Items listed in a dataset =
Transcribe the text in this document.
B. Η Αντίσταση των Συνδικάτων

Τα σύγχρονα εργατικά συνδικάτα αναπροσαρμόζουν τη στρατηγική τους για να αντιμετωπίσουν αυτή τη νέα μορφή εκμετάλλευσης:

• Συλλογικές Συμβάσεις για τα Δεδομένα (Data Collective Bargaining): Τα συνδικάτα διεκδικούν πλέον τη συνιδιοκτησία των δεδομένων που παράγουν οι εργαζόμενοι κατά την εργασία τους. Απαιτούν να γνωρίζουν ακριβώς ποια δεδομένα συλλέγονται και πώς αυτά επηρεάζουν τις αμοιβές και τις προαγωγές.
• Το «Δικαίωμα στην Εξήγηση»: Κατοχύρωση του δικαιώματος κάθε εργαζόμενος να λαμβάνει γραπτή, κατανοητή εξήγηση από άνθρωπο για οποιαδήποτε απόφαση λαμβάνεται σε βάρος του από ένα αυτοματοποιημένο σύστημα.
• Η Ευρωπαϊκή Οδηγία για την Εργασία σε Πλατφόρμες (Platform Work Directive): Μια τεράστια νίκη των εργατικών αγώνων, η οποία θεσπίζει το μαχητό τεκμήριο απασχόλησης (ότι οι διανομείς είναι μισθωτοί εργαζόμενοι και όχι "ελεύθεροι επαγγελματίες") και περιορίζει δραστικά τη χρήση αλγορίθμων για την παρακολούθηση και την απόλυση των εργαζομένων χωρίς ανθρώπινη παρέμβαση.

Brief =
Extract the full listing above without altering anything.

Output below =
Transcribe the text in this document.
B. Η Αντίσταση των Συνδικάτων

Τα σύγχρονα εργατικά συνδικάτα αναπροσαρμόζουν τη στρατηγική τους για να αντιμετωπίσουν αυτή τη νέα μορφή εκμετάλλευσης:

• Συλλογικές Συμβάσεις για τα Δεδομένα (Data Collective Bargaining): Τα συνδικάτα διεκδικούν πλέον τη συνιδιοκτησία των δεδομένων που παράγουν οι εργαζόμενοι κατά την εργασία τους. Απαιτούν να γνωρίζουν ακριβώς ποια δεδομένα συλλέγονται και πώς αυτά επηρεάζουν τις αμοιβές και τις προαγωγές.
• Το «Δικαίωμα στην Εξήγηση»: Κατοχύρωση του δικαιώματος κάθε εργαζόμενος να λαμβάνει γραπτή, κατανοητή εξήγηση από άνθρωπο για οποιαδήποτε απόφαση λαμβάνεται σε βάρος του από ένα αυτοματοποιημένο σύστημα.
• Η Ευρωπαϊκή Οδηγία για την Εργασία σε Πλατφόρμες (Platform Work Directive): Μια τεράστια νίκη των εργατικών αγώνων, η οποία θεσπίζει το μαχητό τεκμήριο απασχόλησης (ότι οι διανομείς είναι μισθωτοί εργαζόμενοι και όχι "ελεύθεροι επαγγελματίες") και περιορίζει δραστικά τη χρήση αλγορίθμων για την παρακολούθηση και την απόλυση των εργαζομένων χωρίς ανθρώπινη παρέμβαση.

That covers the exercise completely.